Objective:
Copy out all the data, word for word.

Stored items:

──────────────────────────────

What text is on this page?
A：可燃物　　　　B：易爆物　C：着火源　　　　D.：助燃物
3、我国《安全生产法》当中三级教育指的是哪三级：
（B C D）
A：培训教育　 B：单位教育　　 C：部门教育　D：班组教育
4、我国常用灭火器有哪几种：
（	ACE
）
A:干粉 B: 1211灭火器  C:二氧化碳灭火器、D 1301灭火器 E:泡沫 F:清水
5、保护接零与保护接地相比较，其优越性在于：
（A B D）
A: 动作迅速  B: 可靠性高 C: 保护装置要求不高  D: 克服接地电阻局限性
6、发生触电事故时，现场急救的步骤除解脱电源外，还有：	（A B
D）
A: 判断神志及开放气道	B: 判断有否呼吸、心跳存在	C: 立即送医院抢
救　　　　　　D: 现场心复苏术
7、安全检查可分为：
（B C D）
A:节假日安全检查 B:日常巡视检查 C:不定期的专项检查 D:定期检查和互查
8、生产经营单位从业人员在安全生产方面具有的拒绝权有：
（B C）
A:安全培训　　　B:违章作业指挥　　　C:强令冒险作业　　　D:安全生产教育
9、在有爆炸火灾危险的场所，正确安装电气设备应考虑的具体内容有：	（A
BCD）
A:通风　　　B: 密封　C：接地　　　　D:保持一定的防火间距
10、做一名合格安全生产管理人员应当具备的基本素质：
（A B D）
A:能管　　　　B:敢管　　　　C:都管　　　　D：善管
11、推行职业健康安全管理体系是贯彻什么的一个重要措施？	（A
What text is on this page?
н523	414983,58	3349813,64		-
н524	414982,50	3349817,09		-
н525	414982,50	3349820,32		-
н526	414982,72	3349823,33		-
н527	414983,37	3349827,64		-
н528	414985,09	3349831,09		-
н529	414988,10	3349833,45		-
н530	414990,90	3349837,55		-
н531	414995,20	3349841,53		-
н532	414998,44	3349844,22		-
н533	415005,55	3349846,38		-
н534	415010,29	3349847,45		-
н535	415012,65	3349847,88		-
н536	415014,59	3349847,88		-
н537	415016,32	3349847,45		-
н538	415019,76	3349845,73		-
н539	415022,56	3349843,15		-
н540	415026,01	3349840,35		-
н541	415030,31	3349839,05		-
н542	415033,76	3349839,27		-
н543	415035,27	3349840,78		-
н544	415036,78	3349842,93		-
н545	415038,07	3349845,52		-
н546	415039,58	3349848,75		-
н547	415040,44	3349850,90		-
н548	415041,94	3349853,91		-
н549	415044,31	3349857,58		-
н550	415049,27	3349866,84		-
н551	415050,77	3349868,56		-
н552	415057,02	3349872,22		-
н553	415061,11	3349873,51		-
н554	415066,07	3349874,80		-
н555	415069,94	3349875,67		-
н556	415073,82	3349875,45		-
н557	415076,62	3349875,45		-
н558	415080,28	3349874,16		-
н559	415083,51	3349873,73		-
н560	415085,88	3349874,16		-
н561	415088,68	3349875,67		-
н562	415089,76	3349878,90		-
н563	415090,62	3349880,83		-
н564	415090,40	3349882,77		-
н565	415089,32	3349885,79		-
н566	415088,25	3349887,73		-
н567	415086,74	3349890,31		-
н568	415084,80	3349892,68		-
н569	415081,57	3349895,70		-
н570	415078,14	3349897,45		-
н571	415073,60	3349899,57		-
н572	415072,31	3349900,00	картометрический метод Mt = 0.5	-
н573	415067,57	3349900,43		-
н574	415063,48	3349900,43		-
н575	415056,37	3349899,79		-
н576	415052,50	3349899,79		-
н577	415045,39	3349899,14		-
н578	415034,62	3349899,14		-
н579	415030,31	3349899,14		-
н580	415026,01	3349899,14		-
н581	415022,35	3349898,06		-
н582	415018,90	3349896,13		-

──────────────────────────────

Answer for the task:
What text is on this page?
A：可燃物　　　　B：易爆物　C：着火源　　　　D.：助燃物
3、我国《安全生产法》当中三级教育指的是哪三级：
（B C D）
A：培训教育　 B：单位教育　　 C：部门教育　D：班组教育
4、我国常用灭火器有哪几种：
（	ACE
）
A:干粉 B: 1211灭火器  C:二氧化碳灭火器、D 1301灭火器 E:泡沫 F:清水
5、保护接零与保护接地相比较，其优越性在于：
（A B D）
A: 动作迅速  B: 可靠性高 C: 保护装置要求不高  D: 克服接地电阻局限性
6、发生触电事故时，现场急救的步骤除解脱电源外，还有：	（A B
D）
A: 判断神志及开放气道	B: 判断有否呼吸、心跳存在	C: 立即送医院抢
救　　　　　　D: 现场心复苏术
7、安全检查可分为：
（B C D）
A:节假日安全检查 B:日常巡视检查 C:不定期的专项检查 D:定期检查和互查
8、生产经营单位从业人员在安全生产方面具有的拒绝权有：
（B C）
A:安全培训　　　B:违章作业指挥　　　C:强令冒险作业　　　D:安全生产教育
9、在有爆炸火灾危险的场所，正确安装电气设备应考虑的具体内容有：	（A
BCD）
A:通风　　　B: 密封　C：接地　　　　D:保持一定的防火间距
10、做一名合格安全生产管理人员应当具备的基本素质：
（A B D）
A:能管　　　　B:敢管　　　　C:都管　　　　D：善管
11、推行职业健康安全管理体系是贯彻什么的一个重要措施？	（A
What text is on this page?
н523	414983,58	3349813,64		-
н524	414982,50	3349817,09		-
н525	414982,50	3349820,32		-
н526	414982,72	3349823,33		-
н527	414983,37	3349827,64		-
н528	414985,09	3349831,09		-
н529	414988,10	3349833,45		-
н530	414990,90	3349837,55		-
н531	414995,20	3349841,53		-
н532	414998,44	3349844,22		-
н533	415005,55	3349846,38		-
н534	415010,29	3349847,45		-
н535	415012,65	3349847,88		-
н536	415014,59	3349847,88		-
н537	415016,32	3349847,45		-
н538	415019,76	3349845,73		-
н539	415022,56	3349843,15		-
н540	415026,01	3349840,35		-
н541	415030,31	3349839,05		-
н542	415033,76	3349839,27		-
н543	415035,27	3349840,78		-
н544	415036,78	3349842,93		-
н545	415038,07	3349845,52		-
н546	415039,58	3349848,75		-
н547	415040,44	3349850,90		-
н548	415041,94	3349853,91		-
н549	415044,31	3349857,58		-
н550	415049,27	3349866,84		-
н551	415050,77	3349868,56		-
н552	415057,02	3349872,22		-
н553	415061,11	3349873,51		-
н554	415066,07	3349874,80		-
н555	415069,94	3349875,67		-
н556	415073,82	3349875,45		-
н557	415076,62	3349875,45		-
н558	415080,28	3349874,16		-
н559	415083,51	3349873,73		-
н560	415085,88	3349874,16		-
н561	415088,68	3349875,67		-
н562	415089,76	3349878,90		-
н563	415090,62	3349880,83		-
н564	415090,40	3349882,77		-
н565	415089,32	3349885,79		-
н566	415088,25	3349887,73		-
н567	415086,74	3349890,31		-
н568	415084,80	3349892,68		-
н569	415081,57	3349895,70		-
н570	415078,14	3349897,45		-
н571	415073,60	3349899,57		-
н572	415072,31	3349900,00	картометрический метод Mt = 0.5	-
н573	415067,57	3349900,43		-
н574	415063,48	3349900,43		-
н575	415056,37	3349899,79		-
н576	415052,50	3349899,79		-
н577	415045,39	3349899,14		-
н578	415034,62	3349899,14		-
н579	415030,31	3349899,14		-
н580	415026,01	3349899,14		-
н581	415022,35	3349898,06		-
н582	415018,90	3349896,13		-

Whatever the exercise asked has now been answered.